Separate out the lines that hold "nici".

---- Supplied data

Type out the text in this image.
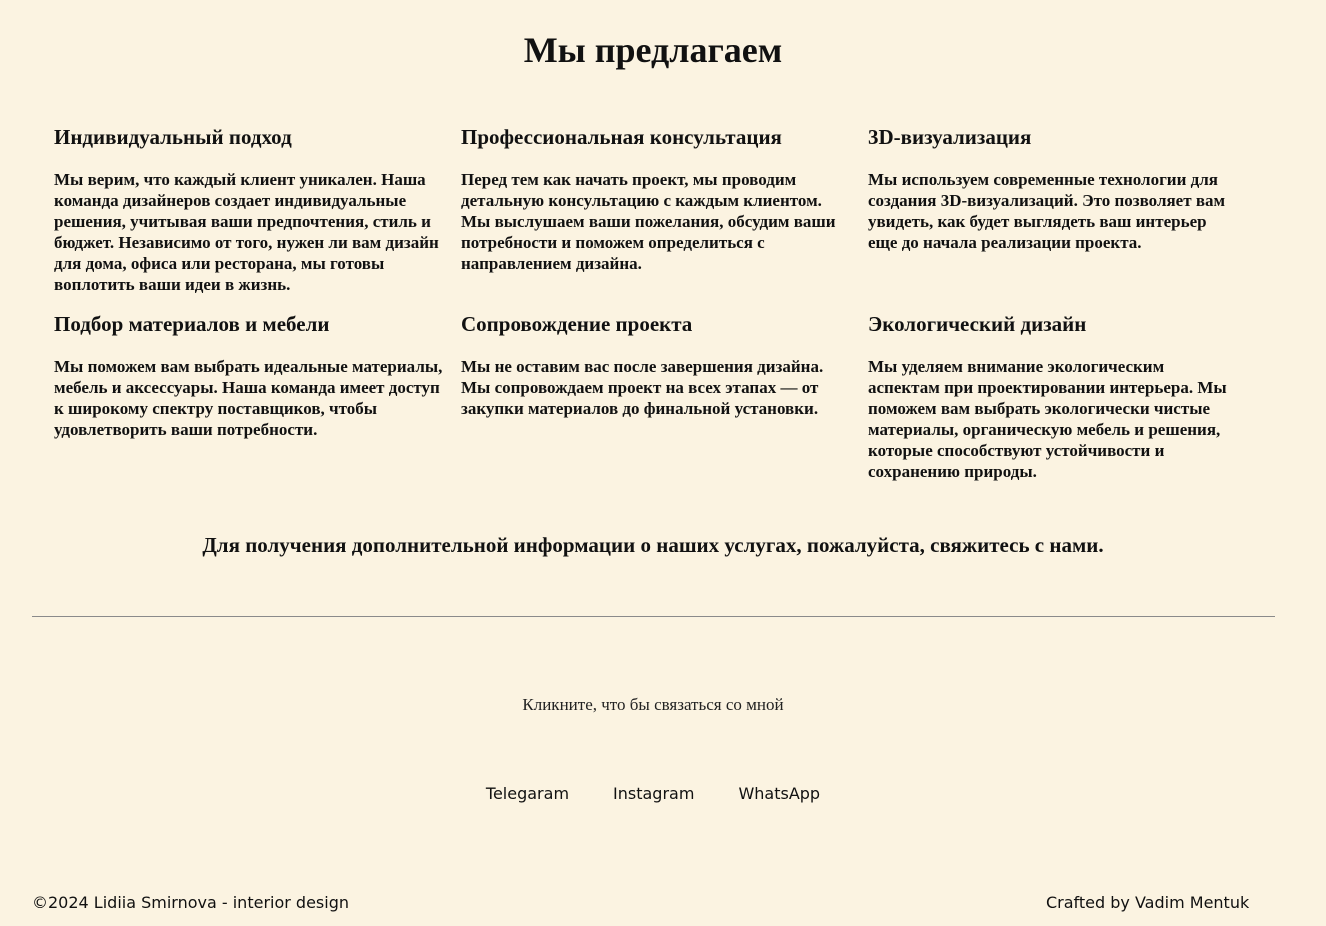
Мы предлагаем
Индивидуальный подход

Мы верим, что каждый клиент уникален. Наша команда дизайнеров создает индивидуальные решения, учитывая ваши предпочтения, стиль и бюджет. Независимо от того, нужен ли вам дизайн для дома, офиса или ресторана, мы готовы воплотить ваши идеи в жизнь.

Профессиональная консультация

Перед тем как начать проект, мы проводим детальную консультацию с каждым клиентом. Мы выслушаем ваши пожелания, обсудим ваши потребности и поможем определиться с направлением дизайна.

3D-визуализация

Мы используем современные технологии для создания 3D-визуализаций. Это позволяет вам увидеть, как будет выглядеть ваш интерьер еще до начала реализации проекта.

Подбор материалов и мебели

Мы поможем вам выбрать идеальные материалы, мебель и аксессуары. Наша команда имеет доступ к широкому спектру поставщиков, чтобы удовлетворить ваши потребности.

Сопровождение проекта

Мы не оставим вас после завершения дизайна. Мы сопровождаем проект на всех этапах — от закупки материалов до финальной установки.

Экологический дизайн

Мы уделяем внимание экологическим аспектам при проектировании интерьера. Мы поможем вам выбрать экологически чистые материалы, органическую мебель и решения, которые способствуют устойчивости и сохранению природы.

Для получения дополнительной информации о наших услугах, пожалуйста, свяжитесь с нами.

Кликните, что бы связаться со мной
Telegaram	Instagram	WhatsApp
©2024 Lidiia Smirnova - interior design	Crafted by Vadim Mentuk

--------
---- Supplied data

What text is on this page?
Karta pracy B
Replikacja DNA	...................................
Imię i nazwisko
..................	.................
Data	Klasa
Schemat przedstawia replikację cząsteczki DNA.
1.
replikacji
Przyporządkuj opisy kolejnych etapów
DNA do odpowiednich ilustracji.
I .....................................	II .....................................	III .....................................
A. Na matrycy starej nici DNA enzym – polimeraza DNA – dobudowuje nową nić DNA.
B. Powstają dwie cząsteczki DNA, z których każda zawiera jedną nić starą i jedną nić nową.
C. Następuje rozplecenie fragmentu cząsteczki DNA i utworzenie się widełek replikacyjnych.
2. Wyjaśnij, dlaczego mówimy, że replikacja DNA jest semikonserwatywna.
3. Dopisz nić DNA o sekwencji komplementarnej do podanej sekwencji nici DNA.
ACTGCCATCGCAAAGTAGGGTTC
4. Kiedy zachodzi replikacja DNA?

--------

Result:
A. Na matrycy starej nici DNA enzym – polimeraza DNA – dobudowuje nową nić DNA.
3. Dopisz nić DNA o sekwencji komplementarnej do podanej sekwencji nici DNA.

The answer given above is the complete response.